▶ 課題 1:
本文で、夜に話しかけてくるホームレスの様子や振る舞いについて述べられている点をすべて挙げてください。
▶ 課題 2:
本文のうち「四国にきてから毎日同じ夢を」で始まる段落を、主な内容を残して短くまとめ直してください。

▶ 本文:

>>>

滞在中、四国は快晴で昼間はシャツ一枚でも汗ばむ陽気だった。

最近夏も終わって涼しくなったなーと思っていたがそんなことはなかった。

寒さ対策で薄手の羽織れるものを持っていったがカバンから出すことはなかった。


徳島の23霊場は発心の道場と言われ、仏教に帰依する心を起こすと言われている。

何か得られるものがないかと思い始めたお遍路だが、

現段階で特に何かを得たような感覚はない。

天気のいい中、運動をして、なんて健康的だろう。と思う日々。

子供にペースを合わせたせいかホテルについても疲れてどっぷり寝てしまうという事もなく、

慢性的な睡眠不足と向き合うだけだった。


夜寝れないのでぶらぶら徘徊する。

食欲があるわけでもないので別に飲み歩くわけでもない。

そうすると毎晩数人のホームレスに話しかけられる。

信号待ちやらなにやらで立ち止まっているときを狙われる事が多い。

身の上を軽く説明しつつ金が欲しい。という話がほとんどだ。

ホームレスと名乗られたからそう思っているが、

身なりはそこまでひどい人はおらず、

数日何も食べていないという割に体臭がきついわけでもない。

輪袈裟をかけてるだけで大福をくれたりするのに、

彼らはなぜ数日間何も食べていないのだろう。

そういえばバス停に無料の足湯がついている所があった。

もしかしたら湯につかるだけならどこかに無料の場所があるのかもしれない。

そんなことを思いながら、何も答えず何も渡さず手を振っておじさんたちと別れる。

後々見知らぬ人に親切にするというイベントを思い出す。

もしかしてここでお金を渡せばもう達成となるのだろうか。


四国にきてから毎日同じ夢を見るようになった。

4畳半ぐらいの暗い部屋に亀が何匹か歩いていてたまに嘔吐する。

その姿を部屋の上のほうに漂って俯瞰して見る。

謎の夢だ。亀を飼ったことはない上、彼らは陸ガメだ。

これがお遍路効果ですか。ミステリー過ぎますよ空海さん。


最終日、思い立つ。

<<<

▶ 資料:

>>>

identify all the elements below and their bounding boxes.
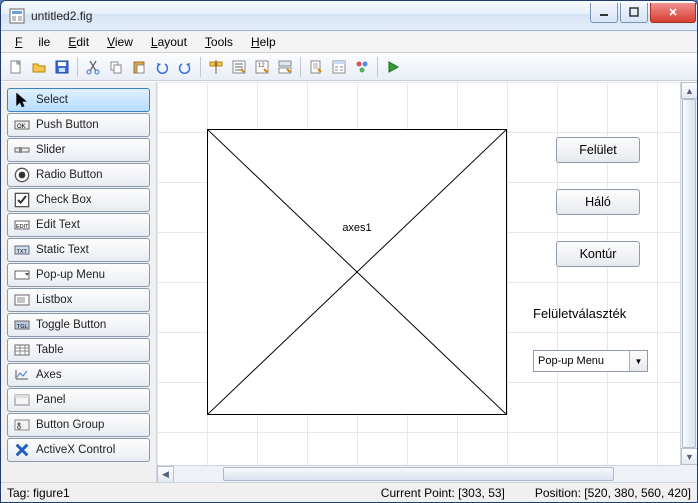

<<<

▶ 解答 1:
・毎晩数人から話しかけられる
・信号待ちなどで立ち止まっているときを狙われることが多い
・身の上を軽く説明しつつ金が欲しいという話がほとんどである
・身なりはそこまでひどい人はいない
・数日何も食べていないという割に体臭がきついわけでもない

▶ 解答 2:
四国に来てから毎日、同じ謎の夢を見るようになった。4畳半ほどの暗い部屋を数匹の陸ガメが歩き、ときどき嘔吐する様子を、部屋の上方に漂いながら見下ろす夢である。亀を飼ったことはなく、これがお遍路の効果なのかと空海に問いかけている。